> _TEXT_
WISPA’s stance is perfectly aligned within the context of WISPs as a stopgap solution for the present deficit in fiber to the home.
I call 100 megabit symmetric “Hectamega” (or “Hektamega” if you have a Greek spelling bias). But to network techies this is simply basic Ethernet when run over Cat-5 UTP. Current cabling standards offer three choices over copper UTP – Cat-5, Cat-5e(nhanced), and Cat-6 (gigabit capable).
My employer in the late 1990’s moved into an office that was equiped with two (2) T-1 lines (1.55 megabit; long tom / 100). One was used as usual for a bunch of voice channels (humans + analog modems). The other was dedicated to data. The analog modems had to be throttled back a lot from 56K bps to lower speeds – sometimes as low as 9600 bps – due to bad lines at the other end. The data T-1 was a rock of Gibraltar. Large O/S downloads were a breeze and uploads to meet regulatory requirements were painless.

> _ASSIGNED TASK_
In the text on broadband speeds, what name does the writer give to 100 megabit symmetric? The records after this text are separate material and have no connection to it.

> _ENTRIES PROVIDED_

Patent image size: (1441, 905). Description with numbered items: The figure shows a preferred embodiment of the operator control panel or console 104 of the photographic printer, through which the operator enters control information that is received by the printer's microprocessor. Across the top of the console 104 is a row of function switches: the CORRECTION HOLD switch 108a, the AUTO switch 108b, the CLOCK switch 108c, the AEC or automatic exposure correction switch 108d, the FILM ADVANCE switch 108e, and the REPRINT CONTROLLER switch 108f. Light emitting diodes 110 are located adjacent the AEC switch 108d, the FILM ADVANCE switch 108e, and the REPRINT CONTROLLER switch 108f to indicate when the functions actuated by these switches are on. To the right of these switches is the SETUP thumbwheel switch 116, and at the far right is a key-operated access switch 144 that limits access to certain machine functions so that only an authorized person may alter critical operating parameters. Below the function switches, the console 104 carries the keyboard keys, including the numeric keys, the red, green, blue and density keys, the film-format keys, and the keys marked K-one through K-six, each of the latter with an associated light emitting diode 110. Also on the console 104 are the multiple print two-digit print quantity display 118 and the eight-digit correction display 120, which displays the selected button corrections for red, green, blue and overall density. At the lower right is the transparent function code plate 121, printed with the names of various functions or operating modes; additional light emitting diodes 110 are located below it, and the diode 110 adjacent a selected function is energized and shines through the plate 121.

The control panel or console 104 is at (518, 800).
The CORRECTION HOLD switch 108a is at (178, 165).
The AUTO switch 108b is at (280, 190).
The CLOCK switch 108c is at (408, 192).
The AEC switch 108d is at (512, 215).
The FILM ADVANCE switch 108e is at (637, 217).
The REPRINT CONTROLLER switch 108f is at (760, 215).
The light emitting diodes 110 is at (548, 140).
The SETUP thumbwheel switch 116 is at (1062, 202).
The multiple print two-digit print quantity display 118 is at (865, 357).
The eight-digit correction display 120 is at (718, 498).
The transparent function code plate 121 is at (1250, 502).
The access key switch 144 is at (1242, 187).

> _RESPONSE AREA_
"Hectamega," or "Hektamega" with a Greek spelling.